## DATA FOR THIS EXERCISE
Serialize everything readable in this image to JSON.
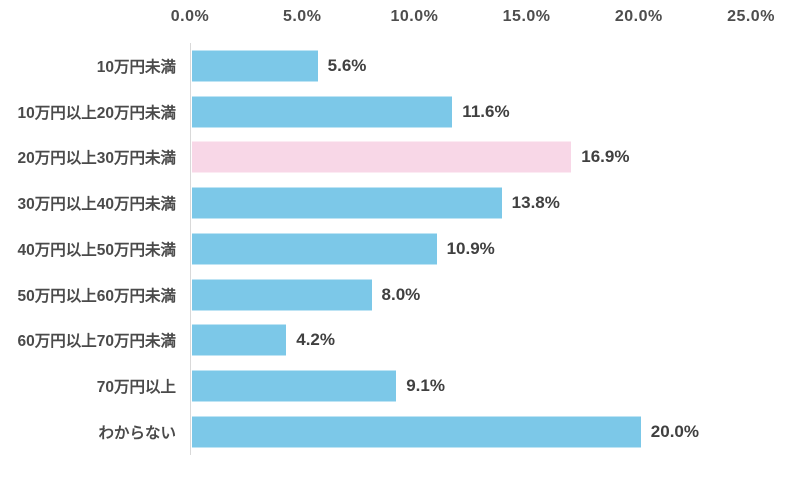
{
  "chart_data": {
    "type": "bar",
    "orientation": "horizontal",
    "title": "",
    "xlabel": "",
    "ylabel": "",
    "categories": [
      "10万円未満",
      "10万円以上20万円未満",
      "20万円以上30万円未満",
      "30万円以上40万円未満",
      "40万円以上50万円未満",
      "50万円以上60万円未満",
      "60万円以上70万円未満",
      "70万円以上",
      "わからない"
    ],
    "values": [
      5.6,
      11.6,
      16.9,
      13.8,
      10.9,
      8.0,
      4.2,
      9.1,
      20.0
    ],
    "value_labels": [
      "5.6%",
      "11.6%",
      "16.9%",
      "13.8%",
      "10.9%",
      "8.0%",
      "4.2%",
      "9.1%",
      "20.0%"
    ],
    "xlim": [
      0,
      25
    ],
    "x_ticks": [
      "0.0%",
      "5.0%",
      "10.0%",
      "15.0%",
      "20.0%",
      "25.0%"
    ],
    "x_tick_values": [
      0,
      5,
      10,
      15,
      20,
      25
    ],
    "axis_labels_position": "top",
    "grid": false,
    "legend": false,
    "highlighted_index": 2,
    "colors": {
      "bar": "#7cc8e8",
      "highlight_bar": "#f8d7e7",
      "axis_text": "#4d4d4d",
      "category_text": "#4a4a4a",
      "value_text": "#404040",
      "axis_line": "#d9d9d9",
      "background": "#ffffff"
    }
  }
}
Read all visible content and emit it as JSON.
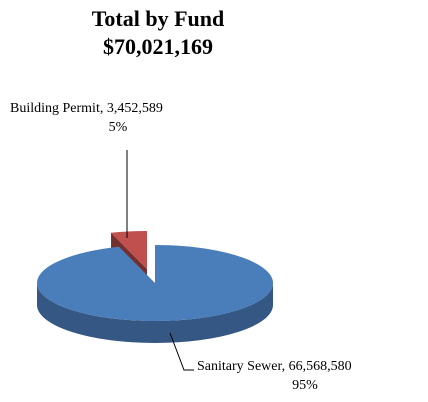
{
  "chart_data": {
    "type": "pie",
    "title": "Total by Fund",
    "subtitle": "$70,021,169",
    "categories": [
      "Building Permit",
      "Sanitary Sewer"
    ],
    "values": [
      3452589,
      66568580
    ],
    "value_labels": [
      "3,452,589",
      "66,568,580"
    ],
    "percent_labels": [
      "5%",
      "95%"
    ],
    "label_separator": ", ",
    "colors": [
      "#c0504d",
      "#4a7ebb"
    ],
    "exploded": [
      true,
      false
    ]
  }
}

## INSTRUCTION
In the listing above, how many lines include the word "JSON"? Answer with the number and nothing more.

## WORKED SOLUTION
2